**Written instruction**
Keep every line where the word "date" appears; drop the rest.

**Given data**
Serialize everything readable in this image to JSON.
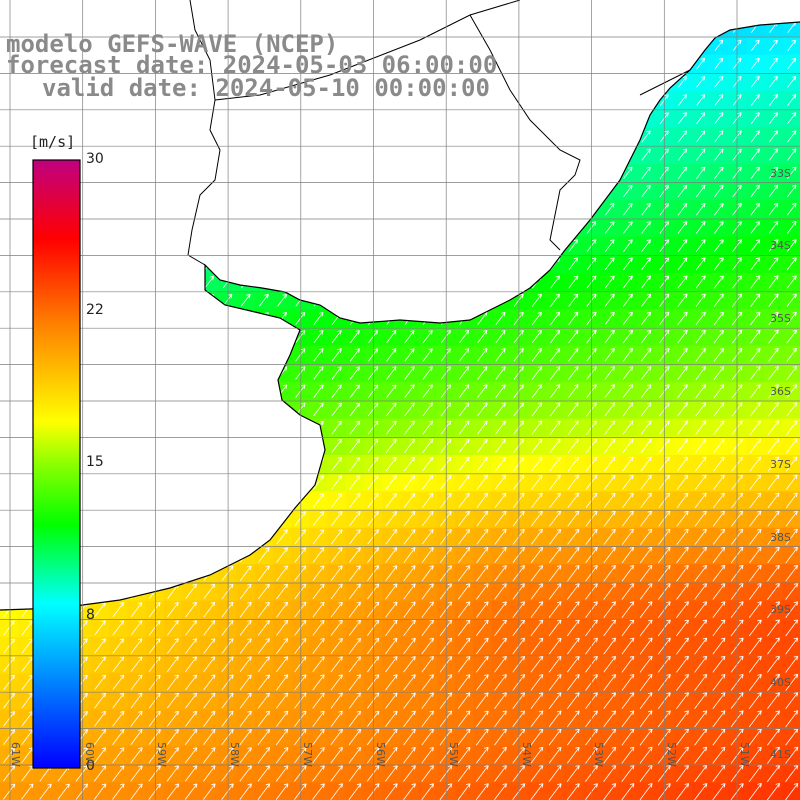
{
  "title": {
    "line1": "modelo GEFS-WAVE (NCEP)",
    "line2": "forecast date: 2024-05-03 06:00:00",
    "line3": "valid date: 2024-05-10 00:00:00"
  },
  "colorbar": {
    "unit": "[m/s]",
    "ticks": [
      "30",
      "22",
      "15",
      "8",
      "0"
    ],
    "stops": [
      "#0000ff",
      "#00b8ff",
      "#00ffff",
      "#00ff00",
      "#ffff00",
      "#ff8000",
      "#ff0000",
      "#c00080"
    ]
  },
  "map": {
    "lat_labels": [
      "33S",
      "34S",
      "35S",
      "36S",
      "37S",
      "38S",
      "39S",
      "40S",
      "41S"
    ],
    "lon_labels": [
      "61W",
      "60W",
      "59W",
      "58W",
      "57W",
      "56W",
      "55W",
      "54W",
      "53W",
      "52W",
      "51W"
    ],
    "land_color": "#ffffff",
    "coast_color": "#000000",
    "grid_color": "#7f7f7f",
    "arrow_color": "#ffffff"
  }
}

**Problem solution**
    "line2": "forecast date: 2024-05-03 06:00:00",
    "line3": "valid date: 2024-05-10 00:00:00"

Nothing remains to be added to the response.